**Exercise prompt**
Count how many lines in the material below contain the word "their", and reply with that number alone.

**Data for processing**
——————

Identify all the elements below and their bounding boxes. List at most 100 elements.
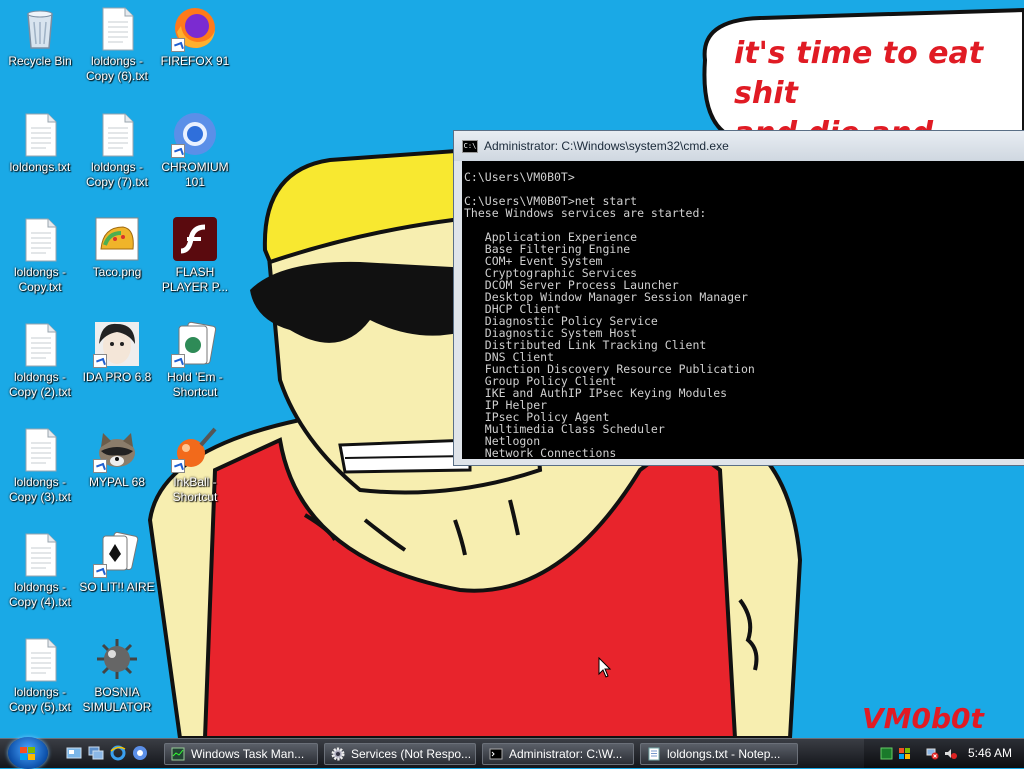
console-line: C:\Users\VM0B0T>	[464, 170, 575, 184]
notepad-icon	[648, 747, 660, 761]
chromium-icon	[171, 110, 219, 158]
task-manager-icon	[171, 747, 185, 761]
taskbar: Windows Task Man... Services (Not Respo.…	[0, 737, 1024, 769]
text-file-icon	[93, 4, 141, 52]
taco-image-icon	[93, 215, 141, 263]
icon-label: FIREFOX 91	[160, 54, 230, 68]
desktop-icon-loldongs-copy[interactable]: loldongs - Copy.txt	[0, 215, 80, 295]
icon-label: Recycle Bin	[8, 54, 72, 68]
cmd-icon: C:\	[462, 139, 478, 153]
icon-label: loldongs - Copy (6).txt	[85, 54, 148, 83]
icon-label: MYPAL 68	[88, 475, 146, 489]
mouse-cursor-icon	[598, 657, 612, 678]
chromium-quicklaunch-icon[interactable]	[132, 745, 148, 761]
desktop-icon-ida-pro[interactable]: IDA PRO 6.8	[77, 320, 157, 385]
desktop-icon-chromium[interactable]: CHROMIUM 101	[155, 110, 235, 190]
icon-label: loldongs.txt	[9, 160, 71, 174]
icon-label: loldongs - Copy.txt	[13, 265, 67, 294]
icon-label: loldongs - Copy (7).txt	[85, 160, 148, 189]
icon-label: FLASH PLAYER P...	[161, 265, 229, 294]
desktop-icon-mypal[interactable]: MYPAL 68	[77, 425, 157, 490]
text-file-icon	[16, 425, 64, 473]
flash-player-icon	[171, 215, 219, 263]
inkball-icon	[171, 425, 219, 473]
icon-label: loldongs - Copy (4).txt	[8, 580, 71, 609]
desktop[interactable]: it's time to eat shit and die and chew b…	[0, 0, 1024, 738]
icon-label: BOSNIA SIMULATOR	[82, 685, 152, 714]
desktop-icon-flash-player[interactable]: FLASH PLAYER P...	[155, 215, 235, 295]
desktop-icon-loldongs-copy-6[interactable]: loldongs - Copy (6).txt	[77, 4, 157, 84]
minesweeper-mine-icon	[93, 635, 141, 683]
shortcut-arrow-icon	[93, 354, 107, 368]
cmd-icon	[489, 748, 503, 760]
taskbar-button-notepad[interactable]: loldongs.txt - Notep...	[640, 743, 798, 765]
taskbar-button-label: Services (Not Respo...	[351, 747, 472, 761]
console-line: Network Connections	[464, 446, 617, 459]
icon-label: loldongs - Copy (2).txt	[8, 370, 71, 399]
desktop-icon-solitaire[interactable]: SO LIT!! AIRE	[77, 530, 157, 595]
start-button[interactable]	[8, 737, 48, 769]
icon-label: CHROMIUM 101	[161, 160, 229, 189]
taskbar-button-services[interactable]: Services (Not Respo...	[324, 743, 476, 765]
ida-pro-icon	[93, 320, 141, 368]
show-desktop-icon[interactable]	[66, 745, 82, 761]
icon-label: IDA PRO 6.8	[82, 370, 152, 384]
shortcut-arrow-icon	[171, 354, 185, 368]
desktop-icon-loldongs-copy-3[interactable]: loldongs - Copy (3).txt	[0, 425, 80, 505]
cmd-window[interactable]: C:\ Administrator: C:\Windows\system32\c…	[453, 130, 1024, 466]
shortcut-arrow-icon	[93, 459, 107, 473]
raccoon-icon	[93, 425, 141, 473]
text-file-icon	[93, 110, 141, 158]
text-file-icon	[16, 215, 64, 263]
icon-label: loldongs - Copy (3).txt	[8, 475, 71, 504]
taskbar-clock[interactable]: 5:46 AM	[968, 746, 1012, 760]
taskbar-button-cmd[interactable]: Administrator: C:\W...	[482, 743, 634, 765]
icon-label: SO LIT!! AIRE	[79, 580, 155, 594]
playing-cards-icon	[171, 320, 219, 368]
notification-area: 5:46 AM	[864, 739, 1024, 768]
desktop-icon-bosnia-simulator[interactable]: BOSNIA SIMULATOR	[77, 635, 157, 715]
artist-signature: VM0b0t	[862, 702, 984, 735]
volume-muted-icon[interactable]	[944, 747, 957, 760]
shortcut-arrow-icon	[171, 144, 185, 158]
desktop-icon-loldongs-copy-5[interactable]: loldongs - Copy (5).txt	[0, 635, 80, 715]
cmd-window-title: Administrator: C:\Windows\system32\cmd.e…	[484, 139, 729, 153]
desktop-icon-hold-em[interactable]: Hold 'Em - Shortcut	[155, 320, 235, 400]
windows-logo-icon	[20, 747, 36, 761]
text-file-icon	[16, 320, 64, 368]
desktop-icon-loldongs-copy-2[interactable]: loldongs - Copy (2).txt	[0, 320, 80, 400]
desktop-icon-firefox[interactable]: FIREFOX 91	[155, 4, 235, 69]
desktop-icon-taco[interactable]: Taco.png	[77, 215, 157, 280]
services-gear-icon	[331, 747, 345, 761]
solitaire-cards-icon	[93, 530, 141, 578]
text-file-icon	[16, 635, 64, 683]
text-file-icon	[16, 110, 64, 158]
switch-windows-icon[interactable]	[88, 745, 104, 761]
icon-label: Taco.png	[92, 265, 142, 279]
taskbar-button-task-manager[interactable]: Windows Task Man...	[164, 743, 318, 765]
network-disconnected-icon[interactable]	[926, 747, 939, 760]
desktop-icon-recycle-bin[interactable]: Recycle Bin	[0, 4, 80, 69]
shortcut-arrow-icon	[93, 564, 107, 578]
tray-security-icon[interactable]	[898, 747, 911, 760]
desktop-icon-loldongs[interactable]: loldongs.txt	[0, 110, 80, 175]
tray-app-icon[interactable]	[880, 747, 893, 760]
taskbar-button-label: loldongs.txt - Notep...	[667, 747, 781, 761]
icon-label: loldongs - Copy (5).txt	[8, 685, 71, 714]
recycle-bin-icon	[16, 4, 64, 52]
internet-explorer-icon[interactable]	[110, 745, 126, 761]
shortcut-arrow-icon	[171, 459, 185, 473]
console-line: Multimedia Class Scheduler	[464, 422, 665, 436]
cmd-console-output[interactable]: C:\Users\VM0B0T> C:\Users\VM0B0T>net sta…	[462, 161, 1024, 459]
desktop-icon-loldongs-copy-4[interactable]: loldongs - Copy (4).txt	[0, 530, 80, 610]
cmd-titlebar[interactable]: C:\ Administrator: C:\Windows\system32\c…	[454, 131, 1024, 161]
icon-label: InkBall - Shortcut	[172, 475, 218, 504]
taskbar-button-label: Administrator: C:\W...	[509, 747, 623, 761]
taskbar-button-label: Windows Task Man...	[191, 747, 305, 761]
desktop-icon-loldongs-copy-7[interactable]: loldongs - Copy (7).txt	[77, 110, 157, 190]
console-line: These Windows services are started:	[464, 206, 707, 220]
text-file-icon	[16, 530, 64, 578]
icon-label: Hold 'Em - Shortcut	[167, 370, 223, 399]
desktop-icon-inkball[interactable]: InkBall - Shortcut	[155, 425, 235, 505]
speech-bubble-text: it's time to eat shit and die and chew b…	[734, 36, 984, 134]
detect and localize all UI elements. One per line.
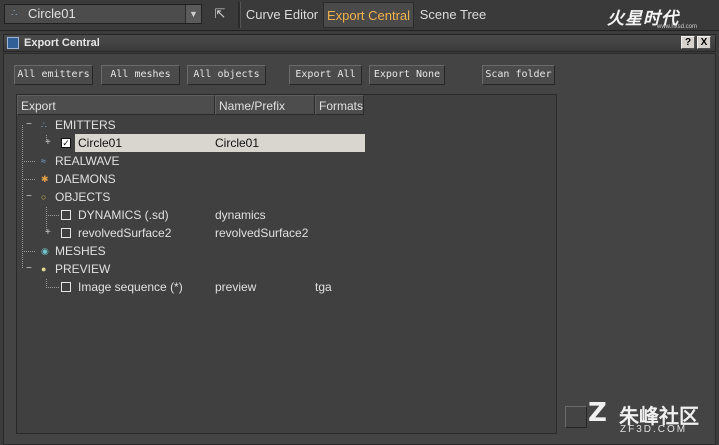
node-selector-value: Circle01: [28, 6, 76, 21]
expand-icon[interactable]: +: [45, 224, 51, 242]
preview-icon: ●: [41, 264, 47, 274]
scan-folder-button[interactable]: Scan folder: [482, 65, 555, 85]
column-header-export[interactable]: Export: [17, 95, 215, 115]
emitter-group-icon: ∴: [41, 120, 47, 130]
tree-row-daemons[interactable]: ✱ DAEMONS: [17, 170, 556, 188]
tree-row-circle01[interactable]: + ✓ Circle01 Circle01: [17, 134, 556, 152]
tree-row-label: MESHES: [55, 244, 106, 258]
tree-row-label: EMITTERS: [55, 118, 116, 132]
hxsd-logo-url: www.hxsd.com: [657, 24, 698, 30]
tree-row-name: revolvedSurface2: [215, 226, 309, 240]
tree-row-name: Circle01: [215, 136, 260, 150]
corner-button[interactable]: [565, 406, 587, 428]
tree-row-label: OBJECTS: [55, 190, 111, 204]
pick-cursor-icon[interactable]: ⇱: [209, 4, 231, 24]
toolbar-divider: [238, 2, 241, 28]
export-all-button[interactable]: Export All: [289, 65, 362, 85]
tree-row-name: dynamics: [215, 208, 266, 222]
realwave-icon: ≈: [41, 156, 46, 166]
window-titlebar[interactable]: Export Central ? X: [3, 34, 716, 52]
tree-row-name: preview: [215, 280, 257, 294]
expand-icon[interactable]: +: [45, 134, 51, 152]
top-toolbar: ∴ Circle01 ▼ ⇱ Curve Editor Export Centr…: [0, 0, 719, 31]
tree-row-label: revolvedSurface2: [78, 226, 172, 240]
tree-row-label: DYNAMICS (.sd): [78, 208, 169, 222]
export-checkbox[interactable]: [61, 210, 71, 220]
tree-row-dynamics[interactable]: DYNAMICS (.sd) dynamics: [17, 206, 556, 224]
mesh-icon: ◉: [41, 246, 49, 256]
tree-row-meshes[interactable]: ◉ MESHES: [17, 242, 556, 260]
tab-scene-tree[interactable]: Scene Tree: [417, 2, 489, 28]
close-button[interactable]: X: [697, 36, 711, 49]
all-meshes-button[interactable]: All meshes: [101, 65, 180, 85]
export-tree-view[interactable]: Export Name/Prefix Formats − ∴ EMITTERS …: [16, 94, 557, 434]
collapse-icon[interactable]: −: [26, 260, 32, 278]
help-button[interactable]: ?: [681, 36, 695, 49]
tree-row-emitters[interactable]: − ∴ EMITTERS: [17, 116, 556, 134]
node-selector-dropdown[interactable]: ∴ Circle01 ▼: [4, 4, 202, 24]
tree-row-label: PREVIEW: [55, 262, 111, 276]
tree-row-label: DAEMONS: [55, 172, 116, 186]
tab-curve-editor[interactable]: Curve Editor: [244, 2, 320, 28]
tree-row-label: REALWAVE: [55, 154, 120, 168]
tree-row-preview[interactable]: − ● PREVIEW: [17, 260, 556, 278]
zf3d-logo-url: ZF3D.COM: [620, 424, 688, 435]
collapse-icon[interactable]: −: [26, 188, 32, 206]
all-emitters-button[interactable]: All emitters: [14, 65, 93, 85]
tab-export-central[interactable]: Export Central: [323, 2, 414, 28]
export-checkbox[interactable]: [61, 228, 71, 238]
tree-row-label: Image sequence (*): [78, 280, 183, 294]
tree-row-realwave[interactable]: ≈ REALWAVE: [17, 152, 556, 170]
daemon-icon: ✱: [41, 174, 49, 184]
column-header-name-prefix[interactable]: Name/Prefix: [215, 95, 315, 115]
column-header-formats[interactable]: Formats: [315, 95, 364, 115]
object-group-icon: ○: [41, 192, 47, 202]
zf3d-logo-mark: Z: [588, 398, 607, 428]
all-objects-button[interactable]: All objects: [187, 65, 266, 85]
particle-emitter-icon: ∴: [11, 8, 18, 19]
tree-row-image-sequence[interactable]: Image sequence (*) preview tga: [17, 278, 556, 296]
export-none-button[interactable]: Export None: [369, 65, 445, 85]
chevron-down-icon[interactable]: ▼: [185, 5, 201, 23]
tree-row-label: Circle01: [78, 136, 123, 150]
export-checkbox[interactable]: ✓: [61, 138, 71, 148]
tree-row-revolvedsurface2[interactable]: + revolvedSurface2 revolvedSurface2: [17, 224, 556, 242]
window-title: Export Central: [24, 37, 100, 49]
tree-row-format: tga: [315, 280, 332, 294]
window-icon: [7, 37, 19, 49]
collapse-icon[interactable]: −: [26, 116, 32, 134]
export-checkbox[interactable]: [61, 282, 71, 292]
tree-row-objects[interactable]: − ○ OBJECTS: [17, 188, 556, 206]
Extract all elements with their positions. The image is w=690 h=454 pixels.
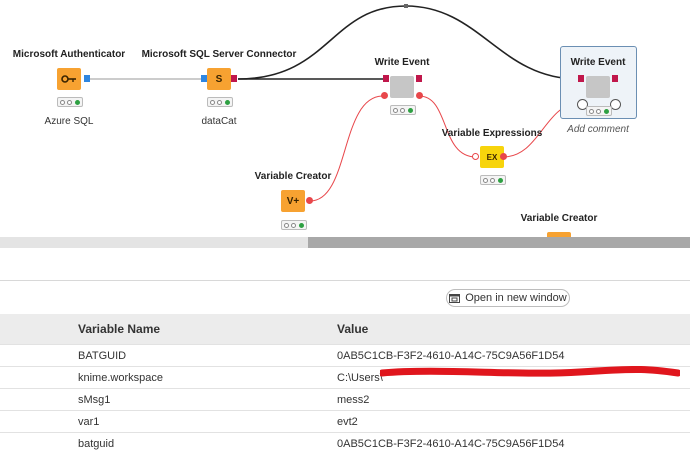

——————

**The answer**
2